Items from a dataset
===

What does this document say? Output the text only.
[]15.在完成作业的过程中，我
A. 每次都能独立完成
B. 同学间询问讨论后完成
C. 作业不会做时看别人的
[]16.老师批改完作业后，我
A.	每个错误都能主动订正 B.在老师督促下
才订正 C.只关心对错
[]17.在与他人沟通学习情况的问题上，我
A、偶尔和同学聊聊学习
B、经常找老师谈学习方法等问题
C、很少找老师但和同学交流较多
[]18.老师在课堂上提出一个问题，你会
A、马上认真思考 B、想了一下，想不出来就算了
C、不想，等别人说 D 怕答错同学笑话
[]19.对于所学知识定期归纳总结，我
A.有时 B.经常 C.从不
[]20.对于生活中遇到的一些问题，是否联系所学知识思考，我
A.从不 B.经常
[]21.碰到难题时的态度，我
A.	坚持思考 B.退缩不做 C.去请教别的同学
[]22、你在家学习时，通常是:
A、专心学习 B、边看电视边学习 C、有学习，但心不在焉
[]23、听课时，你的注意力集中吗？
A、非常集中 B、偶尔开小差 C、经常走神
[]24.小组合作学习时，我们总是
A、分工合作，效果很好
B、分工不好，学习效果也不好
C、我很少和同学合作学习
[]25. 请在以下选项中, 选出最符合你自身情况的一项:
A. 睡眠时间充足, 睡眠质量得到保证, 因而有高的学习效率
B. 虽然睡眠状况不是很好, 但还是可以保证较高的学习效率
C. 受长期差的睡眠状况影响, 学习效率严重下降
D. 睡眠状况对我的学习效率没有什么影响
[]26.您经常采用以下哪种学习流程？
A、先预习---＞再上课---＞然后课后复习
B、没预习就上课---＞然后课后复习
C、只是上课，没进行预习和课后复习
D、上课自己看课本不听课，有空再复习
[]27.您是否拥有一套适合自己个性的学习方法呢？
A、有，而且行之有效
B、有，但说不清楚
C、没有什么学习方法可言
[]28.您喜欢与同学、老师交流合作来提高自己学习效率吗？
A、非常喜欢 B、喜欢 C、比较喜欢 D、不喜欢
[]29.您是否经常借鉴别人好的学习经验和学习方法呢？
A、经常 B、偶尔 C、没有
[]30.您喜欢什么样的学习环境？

===

* **BRIEF**:
Please repeat the listing above in full and exactly.

* **FULL ANSWER**:
What does this document say? Output the text only.
[]15.在完成作业的过程中，我
A. 每次都能独立完成
B. 同学间询问讨论后完成
C. 作业不会做时看别人的
[]16.老师批改完作业后，我
A.	每个错误都能主动订正 B.在老师督促下
才订正 C.只关心对错
[]17.在与他人沟通学习情况的问题上，我
A、偶尔和同学聊聊学习
B、经常找老师谈学习方法等问题
C、很少找老师但和同学交流较多
[]18.老师在课堂上提出一个问题，你会
A、马上认真思考 B、想了一下，想不出来就算了
C、不想，等别人说 D 怕答错同学笑话
[]19.对于所学知识定期归纳总结，我
A.有时 B.经常 C.从不
[]20.对于生活中遇到的一些问题，是否联系所学知识思考，我
A.从不 B.经常
[]21.碰到难题时的态度，我
A.	坚持思考 B.退缩不做 C.去请教别的同学
[]22、你在家学习时，通常是:
A、专心学习 B、边看电视边学习 C、有学习，但心不在焉
[]23、听课时，你的注意力集中吗？
A、非常集中 B、偶尔开小差 C、经常走神
[]24.小组合作学习时，我们总是
A、分工合作，效果很好
B、分工不好，学习效果也不好
C、我很少和同学合作学习
[]25. 请在以下选项中, 选出最符合你自身情况的一项:
A. 睡眠时间充足, 睡眠质量得到保证, 因而有高的学习效率
B. 虽然睡眠状况不是很好, 但还是可以保证较高的学习效率
C. 受长期差的睡眠状况影响, 学习效率严重下降
D. 睡眠状况对我的学习效率没有什么影响
[]26.您经常采用以下哪种学习流程？
A、先预习---＞再上课---＞然后课后复习
B、没预习就上课---＞然后课后复习
C、只是上课，没进行预习和课后复习
D、上课自己看课本不听课，有空再复习
[]27.您是否拥有一套适合自己个性的学习方法呢？
A、有，而且行之有效
B、有，但说不清楚
C、没有什么学习方法可言
[]28.您喜欢与同学、老师交流合作来提高自己学习效率吗？
A、非常喜欢 B、喜欢 C、比较喜欢 D、不喜欢
[]29.您是否经常借鉴别人好的学习经验和学习方法呢？
A、经常 B、偶尔 C、没有
[]30.您喜欢什么样的学习环境？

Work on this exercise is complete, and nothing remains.